[Stored data]
Begin

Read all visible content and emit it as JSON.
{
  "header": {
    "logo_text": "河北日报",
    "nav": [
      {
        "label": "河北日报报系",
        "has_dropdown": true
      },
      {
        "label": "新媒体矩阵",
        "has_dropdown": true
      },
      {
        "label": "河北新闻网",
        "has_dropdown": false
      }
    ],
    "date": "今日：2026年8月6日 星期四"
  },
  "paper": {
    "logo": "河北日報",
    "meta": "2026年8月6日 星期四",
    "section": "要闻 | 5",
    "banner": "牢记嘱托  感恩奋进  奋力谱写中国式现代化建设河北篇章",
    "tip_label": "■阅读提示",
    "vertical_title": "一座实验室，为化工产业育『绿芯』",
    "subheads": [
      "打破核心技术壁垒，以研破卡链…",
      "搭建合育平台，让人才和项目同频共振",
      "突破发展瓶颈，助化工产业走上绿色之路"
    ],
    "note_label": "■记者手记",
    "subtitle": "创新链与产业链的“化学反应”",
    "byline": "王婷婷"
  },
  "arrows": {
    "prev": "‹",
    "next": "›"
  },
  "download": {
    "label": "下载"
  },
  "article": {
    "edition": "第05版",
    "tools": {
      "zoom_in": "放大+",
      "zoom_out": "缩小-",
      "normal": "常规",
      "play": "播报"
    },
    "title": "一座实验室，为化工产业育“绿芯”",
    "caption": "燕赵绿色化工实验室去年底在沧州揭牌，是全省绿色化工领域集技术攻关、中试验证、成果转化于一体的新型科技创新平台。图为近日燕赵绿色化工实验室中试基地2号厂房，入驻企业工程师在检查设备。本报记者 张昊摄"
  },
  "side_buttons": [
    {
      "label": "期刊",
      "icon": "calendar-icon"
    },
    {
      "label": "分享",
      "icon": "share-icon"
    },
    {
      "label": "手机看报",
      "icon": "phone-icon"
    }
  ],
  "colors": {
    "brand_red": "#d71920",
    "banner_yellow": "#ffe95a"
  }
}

End

### What is being asked
Return the whole listing exactly.

### Solution
Read all visible content and emit it as JSON.
{
  "header": {
    "logo_text": "河北日报",
    "nav": [
      {
        "label": "河北日报报系",
        "has_dropdown": true
      },
      {
        "label": "新媒体矩阵",
        "has_dropdown": true
      },
      {
        "label": "河北新闻网",
        "has_dropdown": false
      }
    ],
    "date": "今日：2026年8月6日 星期四"
  },
  "paper": {
    "logo": "河北日報",
    "meta": "2026年8月6日 星期四",
    "section": "要闻 | 5",
    "banner": "牢记嘱托  感恩奋进  奋力谱写中国式现代化建设河北篇章",
    "tip_label": "■阅读提示",
    "vertical_title": "一座实验室，为化工产业育『绿芯』",
    "subheads": [
      "打破核心技术壁垒，以研破卡链…",
      "搭建合育平台，让人才和项目同频共振",
      "突破发展瓶颈，助化工产业走上绿色之路"
    ],
    "note_label": "■记者手记",
    "subtitle": "创新链与产业链的“化学反应”",
    "byline": "王婷婷"
  },
  "arrows": {
    "prev": "‹",
    "next": "›"
  },
  "download": {
    "label": "下载"
  },
  "article": {
    "edition": "第05版",
    "tools": {
      "zoom_in": "放大+",
      "zoom_out": "缩小-",
      "normal": "常规",
      "play": "播报"
    },
    "title": "一座实验室，为化工产业育“绿芯”",
    "caption": "燕赵绿色化工实验室去年底在沧州揭牌，是全省绿色化工领域集技术攻关、中试验证、成果转化于一体的新型科技创新平台。图为近日燕赵绿色化工实验室中试基地2号厂房，入驻企业工程师在检查设备。本报记者 张昊摄"
  },
  "side_buttons": [
    {
      "label": "期刊",
      "icon": "calendar-icon"
    },
    {
      "label": "分享",
      "icon": "share-icon"
    },
    {
      "label": "手机看报",
      "icon": "phone-icon"
    }
  ],
  "colors": {
    "brand_red": "#d71920",
    "banner_yellow": "#ffe95a"
  }
}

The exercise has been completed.